>> BEGIN RECORDS TO USE
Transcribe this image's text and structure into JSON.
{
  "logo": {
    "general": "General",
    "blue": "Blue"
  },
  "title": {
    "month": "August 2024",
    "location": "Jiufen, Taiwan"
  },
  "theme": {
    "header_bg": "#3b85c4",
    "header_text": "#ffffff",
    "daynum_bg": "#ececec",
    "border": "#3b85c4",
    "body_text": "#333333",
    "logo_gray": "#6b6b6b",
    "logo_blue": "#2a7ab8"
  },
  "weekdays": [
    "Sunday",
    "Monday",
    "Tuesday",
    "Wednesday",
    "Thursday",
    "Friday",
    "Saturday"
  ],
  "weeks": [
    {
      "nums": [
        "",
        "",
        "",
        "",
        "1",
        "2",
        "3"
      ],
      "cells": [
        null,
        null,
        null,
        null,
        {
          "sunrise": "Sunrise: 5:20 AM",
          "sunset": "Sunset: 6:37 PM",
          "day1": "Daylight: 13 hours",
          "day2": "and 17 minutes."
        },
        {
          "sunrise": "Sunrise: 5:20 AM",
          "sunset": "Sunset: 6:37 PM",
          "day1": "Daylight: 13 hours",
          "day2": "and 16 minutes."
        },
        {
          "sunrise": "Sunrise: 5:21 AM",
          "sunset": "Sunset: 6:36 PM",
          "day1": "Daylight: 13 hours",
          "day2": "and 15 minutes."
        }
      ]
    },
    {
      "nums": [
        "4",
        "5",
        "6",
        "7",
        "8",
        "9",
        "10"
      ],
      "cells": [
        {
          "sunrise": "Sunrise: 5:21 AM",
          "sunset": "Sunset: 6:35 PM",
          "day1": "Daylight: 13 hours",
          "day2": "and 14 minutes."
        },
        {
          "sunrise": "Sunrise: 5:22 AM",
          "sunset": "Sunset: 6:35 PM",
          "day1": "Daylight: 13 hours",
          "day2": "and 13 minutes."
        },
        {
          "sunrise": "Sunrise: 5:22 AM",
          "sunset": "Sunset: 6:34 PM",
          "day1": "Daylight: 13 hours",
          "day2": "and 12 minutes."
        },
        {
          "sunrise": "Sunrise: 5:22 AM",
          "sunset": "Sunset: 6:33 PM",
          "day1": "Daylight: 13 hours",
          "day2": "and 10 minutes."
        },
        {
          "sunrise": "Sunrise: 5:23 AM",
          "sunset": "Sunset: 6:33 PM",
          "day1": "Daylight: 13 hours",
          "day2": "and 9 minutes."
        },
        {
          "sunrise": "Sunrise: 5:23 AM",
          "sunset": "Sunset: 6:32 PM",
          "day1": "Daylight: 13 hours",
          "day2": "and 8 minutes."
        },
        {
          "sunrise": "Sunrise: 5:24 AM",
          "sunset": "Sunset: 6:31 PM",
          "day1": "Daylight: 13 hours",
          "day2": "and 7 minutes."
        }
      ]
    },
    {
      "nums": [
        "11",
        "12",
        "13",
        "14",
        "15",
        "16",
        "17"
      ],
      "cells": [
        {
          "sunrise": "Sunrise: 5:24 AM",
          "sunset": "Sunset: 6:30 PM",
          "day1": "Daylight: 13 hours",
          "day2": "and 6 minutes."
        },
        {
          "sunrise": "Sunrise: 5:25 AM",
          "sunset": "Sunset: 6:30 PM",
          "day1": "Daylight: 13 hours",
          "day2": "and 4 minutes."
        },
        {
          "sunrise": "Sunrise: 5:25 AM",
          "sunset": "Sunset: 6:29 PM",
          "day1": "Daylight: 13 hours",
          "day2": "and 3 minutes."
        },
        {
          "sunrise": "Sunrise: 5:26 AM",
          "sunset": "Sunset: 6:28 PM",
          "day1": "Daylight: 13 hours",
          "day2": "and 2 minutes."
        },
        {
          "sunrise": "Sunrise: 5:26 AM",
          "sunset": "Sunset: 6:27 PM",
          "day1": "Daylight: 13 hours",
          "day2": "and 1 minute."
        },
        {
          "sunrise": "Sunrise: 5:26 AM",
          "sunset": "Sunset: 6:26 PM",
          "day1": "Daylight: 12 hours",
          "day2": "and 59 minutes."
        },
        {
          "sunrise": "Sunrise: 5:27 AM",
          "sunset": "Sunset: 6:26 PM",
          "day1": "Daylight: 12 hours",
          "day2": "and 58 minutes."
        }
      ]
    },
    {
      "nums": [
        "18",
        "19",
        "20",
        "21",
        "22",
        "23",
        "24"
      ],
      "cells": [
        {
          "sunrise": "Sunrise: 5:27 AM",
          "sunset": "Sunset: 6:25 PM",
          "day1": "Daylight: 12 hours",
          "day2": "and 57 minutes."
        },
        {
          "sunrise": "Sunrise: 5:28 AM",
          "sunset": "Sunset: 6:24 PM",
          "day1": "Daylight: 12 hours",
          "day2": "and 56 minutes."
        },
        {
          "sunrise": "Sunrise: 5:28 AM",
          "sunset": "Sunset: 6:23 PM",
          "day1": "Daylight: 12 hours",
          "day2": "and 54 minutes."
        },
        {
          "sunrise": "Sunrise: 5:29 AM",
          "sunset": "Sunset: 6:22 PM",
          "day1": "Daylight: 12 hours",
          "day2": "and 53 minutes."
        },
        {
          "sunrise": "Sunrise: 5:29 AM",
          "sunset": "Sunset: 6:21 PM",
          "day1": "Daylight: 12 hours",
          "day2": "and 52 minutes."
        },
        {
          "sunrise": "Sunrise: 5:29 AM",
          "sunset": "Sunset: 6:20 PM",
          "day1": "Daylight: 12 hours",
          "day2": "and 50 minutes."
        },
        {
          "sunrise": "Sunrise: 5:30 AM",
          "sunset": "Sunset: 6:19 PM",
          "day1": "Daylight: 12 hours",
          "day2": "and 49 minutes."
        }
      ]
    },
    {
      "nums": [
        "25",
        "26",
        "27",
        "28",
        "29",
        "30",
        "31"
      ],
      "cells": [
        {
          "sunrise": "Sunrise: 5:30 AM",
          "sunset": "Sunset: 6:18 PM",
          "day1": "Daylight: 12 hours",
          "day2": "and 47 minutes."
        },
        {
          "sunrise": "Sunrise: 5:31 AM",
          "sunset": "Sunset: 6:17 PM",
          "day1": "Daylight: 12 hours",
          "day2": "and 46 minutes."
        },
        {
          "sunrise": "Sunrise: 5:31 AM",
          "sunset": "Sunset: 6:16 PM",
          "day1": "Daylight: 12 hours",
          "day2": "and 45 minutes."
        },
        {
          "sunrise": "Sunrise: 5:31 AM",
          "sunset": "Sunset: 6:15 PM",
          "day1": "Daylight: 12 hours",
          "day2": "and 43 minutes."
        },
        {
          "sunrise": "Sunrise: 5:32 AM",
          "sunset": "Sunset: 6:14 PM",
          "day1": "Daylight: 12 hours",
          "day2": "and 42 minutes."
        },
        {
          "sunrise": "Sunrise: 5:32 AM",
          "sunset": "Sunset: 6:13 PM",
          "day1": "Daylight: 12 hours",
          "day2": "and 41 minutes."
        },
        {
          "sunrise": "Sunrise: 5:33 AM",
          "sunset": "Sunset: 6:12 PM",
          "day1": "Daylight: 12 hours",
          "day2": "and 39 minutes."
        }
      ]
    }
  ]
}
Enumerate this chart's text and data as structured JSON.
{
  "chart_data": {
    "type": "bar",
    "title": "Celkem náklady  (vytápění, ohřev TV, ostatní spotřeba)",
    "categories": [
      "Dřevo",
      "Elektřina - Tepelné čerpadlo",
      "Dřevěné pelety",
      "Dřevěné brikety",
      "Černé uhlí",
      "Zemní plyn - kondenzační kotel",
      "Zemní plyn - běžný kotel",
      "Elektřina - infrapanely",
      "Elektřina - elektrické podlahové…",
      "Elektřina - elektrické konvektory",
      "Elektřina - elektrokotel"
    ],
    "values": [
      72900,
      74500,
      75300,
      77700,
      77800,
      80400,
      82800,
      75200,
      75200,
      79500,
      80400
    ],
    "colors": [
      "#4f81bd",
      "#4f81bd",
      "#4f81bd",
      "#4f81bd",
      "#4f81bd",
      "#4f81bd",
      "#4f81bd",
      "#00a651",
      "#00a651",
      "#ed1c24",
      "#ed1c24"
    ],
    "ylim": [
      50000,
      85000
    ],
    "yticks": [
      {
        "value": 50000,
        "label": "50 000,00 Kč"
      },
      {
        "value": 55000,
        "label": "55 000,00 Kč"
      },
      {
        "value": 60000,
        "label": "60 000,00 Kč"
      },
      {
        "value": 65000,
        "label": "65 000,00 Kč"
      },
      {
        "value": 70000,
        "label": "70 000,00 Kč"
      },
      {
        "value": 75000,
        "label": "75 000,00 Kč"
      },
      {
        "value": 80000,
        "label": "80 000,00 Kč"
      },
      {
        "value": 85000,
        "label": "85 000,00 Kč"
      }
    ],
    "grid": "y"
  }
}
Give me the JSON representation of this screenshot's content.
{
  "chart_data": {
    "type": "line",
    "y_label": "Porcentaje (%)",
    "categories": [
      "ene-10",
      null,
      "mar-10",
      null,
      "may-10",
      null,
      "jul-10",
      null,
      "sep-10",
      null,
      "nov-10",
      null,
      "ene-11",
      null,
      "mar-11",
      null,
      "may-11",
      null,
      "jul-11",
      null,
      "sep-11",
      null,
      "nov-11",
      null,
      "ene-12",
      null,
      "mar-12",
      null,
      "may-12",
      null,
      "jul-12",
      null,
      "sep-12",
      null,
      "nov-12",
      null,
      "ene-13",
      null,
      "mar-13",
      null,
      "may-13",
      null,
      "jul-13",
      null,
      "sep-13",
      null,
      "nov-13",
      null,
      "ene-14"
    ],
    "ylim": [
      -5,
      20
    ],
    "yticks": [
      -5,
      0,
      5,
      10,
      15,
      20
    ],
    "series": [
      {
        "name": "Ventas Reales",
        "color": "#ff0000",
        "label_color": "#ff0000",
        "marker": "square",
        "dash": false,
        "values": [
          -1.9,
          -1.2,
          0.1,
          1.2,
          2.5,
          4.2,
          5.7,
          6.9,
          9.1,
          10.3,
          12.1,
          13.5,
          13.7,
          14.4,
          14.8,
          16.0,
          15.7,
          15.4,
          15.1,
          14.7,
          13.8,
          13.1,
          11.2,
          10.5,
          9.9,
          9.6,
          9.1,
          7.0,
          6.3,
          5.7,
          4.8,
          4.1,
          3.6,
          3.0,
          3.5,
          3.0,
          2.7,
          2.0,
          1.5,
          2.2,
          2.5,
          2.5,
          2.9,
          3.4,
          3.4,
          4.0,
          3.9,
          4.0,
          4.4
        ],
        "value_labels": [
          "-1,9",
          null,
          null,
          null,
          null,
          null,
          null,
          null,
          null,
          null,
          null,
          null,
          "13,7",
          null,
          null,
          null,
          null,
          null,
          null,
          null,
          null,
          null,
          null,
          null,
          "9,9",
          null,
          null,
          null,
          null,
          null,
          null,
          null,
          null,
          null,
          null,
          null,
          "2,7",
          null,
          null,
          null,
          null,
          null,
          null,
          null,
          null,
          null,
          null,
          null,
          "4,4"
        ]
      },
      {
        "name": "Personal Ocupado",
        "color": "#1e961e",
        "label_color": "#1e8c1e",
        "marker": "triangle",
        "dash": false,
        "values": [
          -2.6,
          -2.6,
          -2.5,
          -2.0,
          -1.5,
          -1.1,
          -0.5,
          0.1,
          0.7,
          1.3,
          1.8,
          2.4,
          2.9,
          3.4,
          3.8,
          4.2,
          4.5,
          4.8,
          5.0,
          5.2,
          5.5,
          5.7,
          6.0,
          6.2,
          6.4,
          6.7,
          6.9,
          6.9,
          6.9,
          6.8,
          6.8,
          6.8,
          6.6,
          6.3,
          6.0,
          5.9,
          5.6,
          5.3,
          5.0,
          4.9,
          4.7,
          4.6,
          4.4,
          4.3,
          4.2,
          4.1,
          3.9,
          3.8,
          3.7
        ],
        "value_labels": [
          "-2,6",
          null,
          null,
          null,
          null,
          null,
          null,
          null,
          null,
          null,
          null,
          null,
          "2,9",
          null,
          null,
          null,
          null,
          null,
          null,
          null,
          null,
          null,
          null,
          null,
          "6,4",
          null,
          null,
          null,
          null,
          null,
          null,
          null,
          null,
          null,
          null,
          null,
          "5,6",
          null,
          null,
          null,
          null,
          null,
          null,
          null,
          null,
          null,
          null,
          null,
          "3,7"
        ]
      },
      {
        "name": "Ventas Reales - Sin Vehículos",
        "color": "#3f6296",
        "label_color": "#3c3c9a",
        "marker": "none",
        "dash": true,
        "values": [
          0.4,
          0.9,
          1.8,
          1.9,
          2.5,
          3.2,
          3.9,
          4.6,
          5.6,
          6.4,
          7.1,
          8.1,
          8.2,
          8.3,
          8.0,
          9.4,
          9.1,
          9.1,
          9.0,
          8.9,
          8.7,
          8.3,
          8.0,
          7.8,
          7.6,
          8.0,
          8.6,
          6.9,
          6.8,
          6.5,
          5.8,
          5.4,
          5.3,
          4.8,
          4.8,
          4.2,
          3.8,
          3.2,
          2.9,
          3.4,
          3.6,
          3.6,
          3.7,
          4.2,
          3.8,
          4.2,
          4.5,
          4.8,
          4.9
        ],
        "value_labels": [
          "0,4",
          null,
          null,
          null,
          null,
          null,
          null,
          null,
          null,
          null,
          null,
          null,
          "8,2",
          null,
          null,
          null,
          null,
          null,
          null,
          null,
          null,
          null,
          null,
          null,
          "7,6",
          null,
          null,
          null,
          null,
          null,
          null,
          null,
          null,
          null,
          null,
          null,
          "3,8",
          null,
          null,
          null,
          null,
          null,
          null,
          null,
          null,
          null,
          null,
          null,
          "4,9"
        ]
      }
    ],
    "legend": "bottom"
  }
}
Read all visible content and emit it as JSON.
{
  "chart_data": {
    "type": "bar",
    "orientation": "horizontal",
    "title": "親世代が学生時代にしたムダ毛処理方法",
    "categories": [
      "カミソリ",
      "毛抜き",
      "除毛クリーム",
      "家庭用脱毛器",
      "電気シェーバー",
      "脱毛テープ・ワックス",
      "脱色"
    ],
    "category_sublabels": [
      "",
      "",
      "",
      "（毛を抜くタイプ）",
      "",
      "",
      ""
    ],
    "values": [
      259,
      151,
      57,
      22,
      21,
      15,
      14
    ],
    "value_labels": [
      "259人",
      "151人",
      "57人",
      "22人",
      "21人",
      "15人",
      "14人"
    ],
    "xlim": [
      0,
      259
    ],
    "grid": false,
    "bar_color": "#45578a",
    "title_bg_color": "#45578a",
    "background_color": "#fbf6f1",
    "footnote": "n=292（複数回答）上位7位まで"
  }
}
>> END RECORDS TO USE
SET PROBLEM |
Take the line that contains "Read all visible content and emit it as JSON." and each line after it down to the last of the records, and retype them exactly; add nothing else.

OUTPUT FOR THIS TASK |
Read all visible content and emit it as JSON.
{
  "chart_data": {
    "type": "bar",
    "orientation": "horizontal",
    "title": "親世代が学生時代にしたムダ毛処理方法",
    "categories": [
      "カミソリ",
      "毛抜き",
      "除毛クリーム",
      "家庭用脱毛器",
      "電気シェーバー",
      "脱毛テープ・ワックス",
      "脱色"
    ],
    "category_sublabels": [
      "",
      "",
      "",
      "（毛を抜くタイプ）",
      "",
      "",
      ""
    ],
    "values": [
      259,
      151,
      57,
      22,
      21,
      15,
      14
    ],
    "value_labels": [
      "259人",
      "151人",
      "57人",
      "22人",
      "21人",
      "15人",
      "14人"
    ],
    "xlim": [
      0,
      259
    ],
    "grid": false,
    "bar_color": "#45578a",
    "title_bg_color": "#45578a",
    "background_color": "#fbf6f1",
    "footnote": "n=292（複数回答）上位7位まで"
  }
}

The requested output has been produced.